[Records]
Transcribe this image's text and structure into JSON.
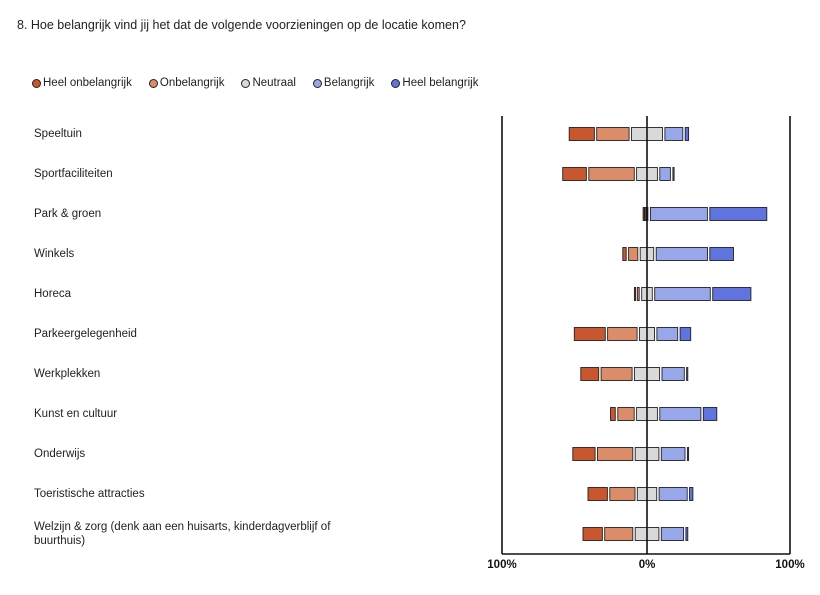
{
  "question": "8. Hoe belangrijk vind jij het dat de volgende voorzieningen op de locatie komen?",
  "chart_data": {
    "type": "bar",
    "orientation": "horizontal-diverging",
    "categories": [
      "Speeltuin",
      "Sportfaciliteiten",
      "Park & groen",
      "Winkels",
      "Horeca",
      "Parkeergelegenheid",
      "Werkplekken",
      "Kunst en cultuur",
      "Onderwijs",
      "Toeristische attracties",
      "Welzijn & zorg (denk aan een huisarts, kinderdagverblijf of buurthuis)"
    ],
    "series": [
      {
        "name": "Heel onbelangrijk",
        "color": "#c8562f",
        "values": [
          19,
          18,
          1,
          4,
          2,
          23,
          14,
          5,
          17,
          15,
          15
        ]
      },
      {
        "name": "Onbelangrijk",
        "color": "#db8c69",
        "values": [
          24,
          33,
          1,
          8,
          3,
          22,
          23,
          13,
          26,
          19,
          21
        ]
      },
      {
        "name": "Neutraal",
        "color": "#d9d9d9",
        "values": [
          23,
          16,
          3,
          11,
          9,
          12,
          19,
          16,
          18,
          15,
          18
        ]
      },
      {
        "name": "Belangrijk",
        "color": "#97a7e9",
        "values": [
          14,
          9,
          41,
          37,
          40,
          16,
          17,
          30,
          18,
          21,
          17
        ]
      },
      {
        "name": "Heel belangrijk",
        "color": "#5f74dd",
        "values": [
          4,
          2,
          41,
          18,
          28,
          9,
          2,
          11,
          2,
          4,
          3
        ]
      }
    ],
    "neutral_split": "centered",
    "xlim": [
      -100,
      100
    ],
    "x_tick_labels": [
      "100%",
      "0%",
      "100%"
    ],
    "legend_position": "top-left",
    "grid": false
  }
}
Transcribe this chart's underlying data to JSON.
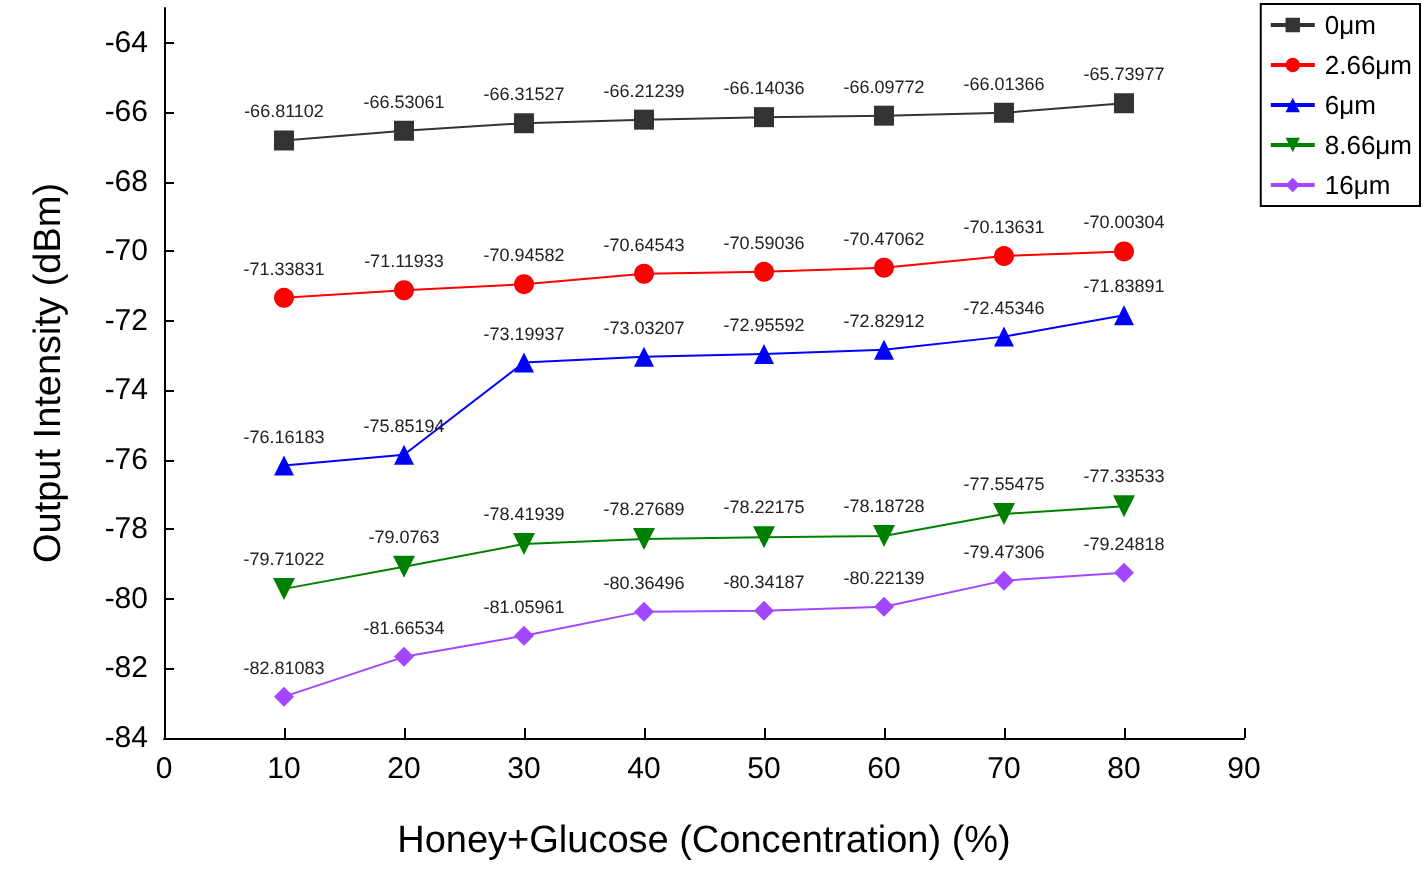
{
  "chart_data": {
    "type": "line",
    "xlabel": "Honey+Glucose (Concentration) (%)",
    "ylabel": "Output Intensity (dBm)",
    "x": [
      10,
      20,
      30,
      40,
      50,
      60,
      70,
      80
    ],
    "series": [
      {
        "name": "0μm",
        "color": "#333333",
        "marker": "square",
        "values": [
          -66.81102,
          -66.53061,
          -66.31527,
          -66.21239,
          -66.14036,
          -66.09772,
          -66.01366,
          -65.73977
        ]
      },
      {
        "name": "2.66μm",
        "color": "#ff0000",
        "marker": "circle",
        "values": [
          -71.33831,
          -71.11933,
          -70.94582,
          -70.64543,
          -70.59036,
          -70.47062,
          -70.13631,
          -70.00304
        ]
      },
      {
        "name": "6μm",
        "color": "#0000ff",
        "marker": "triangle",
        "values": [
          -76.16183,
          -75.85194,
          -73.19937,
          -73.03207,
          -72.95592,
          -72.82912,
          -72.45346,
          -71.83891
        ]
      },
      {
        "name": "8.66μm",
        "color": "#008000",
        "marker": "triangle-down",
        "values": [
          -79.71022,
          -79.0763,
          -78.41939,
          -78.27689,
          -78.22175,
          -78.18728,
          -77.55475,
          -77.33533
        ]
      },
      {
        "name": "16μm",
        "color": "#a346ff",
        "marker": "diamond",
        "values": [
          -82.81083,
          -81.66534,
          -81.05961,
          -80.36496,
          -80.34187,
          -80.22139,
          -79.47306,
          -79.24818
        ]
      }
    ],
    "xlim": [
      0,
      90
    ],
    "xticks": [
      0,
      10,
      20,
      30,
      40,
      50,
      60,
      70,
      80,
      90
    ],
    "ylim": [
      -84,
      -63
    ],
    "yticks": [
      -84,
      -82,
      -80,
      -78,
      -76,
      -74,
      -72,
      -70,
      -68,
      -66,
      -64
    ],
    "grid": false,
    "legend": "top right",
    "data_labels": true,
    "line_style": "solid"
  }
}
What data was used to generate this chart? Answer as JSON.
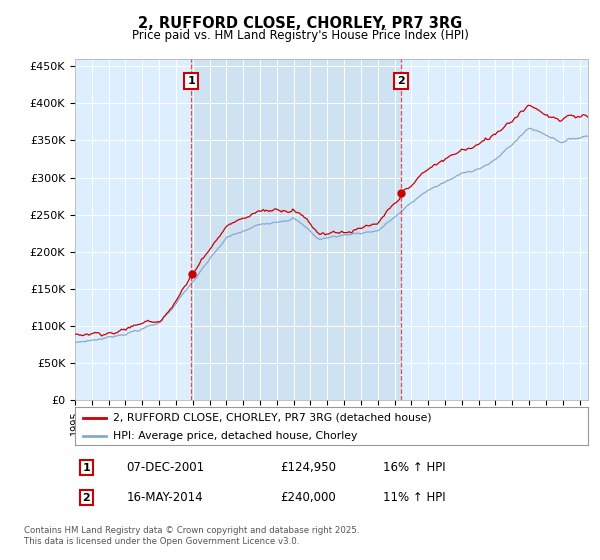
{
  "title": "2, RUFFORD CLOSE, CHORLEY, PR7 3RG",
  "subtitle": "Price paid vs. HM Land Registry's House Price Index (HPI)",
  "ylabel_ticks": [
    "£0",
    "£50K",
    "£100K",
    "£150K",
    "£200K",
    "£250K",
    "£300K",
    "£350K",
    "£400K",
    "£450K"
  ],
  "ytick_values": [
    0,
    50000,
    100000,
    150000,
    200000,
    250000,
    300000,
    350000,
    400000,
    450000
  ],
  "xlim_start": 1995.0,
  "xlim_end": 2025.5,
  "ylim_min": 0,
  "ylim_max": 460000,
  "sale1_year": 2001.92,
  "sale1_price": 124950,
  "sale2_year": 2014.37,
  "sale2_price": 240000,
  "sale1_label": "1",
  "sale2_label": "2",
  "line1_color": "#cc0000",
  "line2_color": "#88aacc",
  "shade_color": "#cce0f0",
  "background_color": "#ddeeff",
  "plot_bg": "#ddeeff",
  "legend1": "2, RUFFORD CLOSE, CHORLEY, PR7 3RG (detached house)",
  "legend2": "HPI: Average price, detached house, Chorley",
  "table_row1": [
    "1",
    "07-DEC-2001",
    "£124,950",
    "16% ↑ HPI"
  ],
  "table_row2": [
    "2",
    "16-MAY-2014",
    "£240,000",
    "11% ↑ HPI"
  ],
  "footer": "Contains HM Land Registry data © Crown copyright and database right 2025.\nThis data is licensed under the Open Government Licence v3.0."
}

■ TASK OBJECTIVE:
Above are the entries; count how many of their lines contain the word "Heel" and give only that number.

■ FINAL RESULT:
2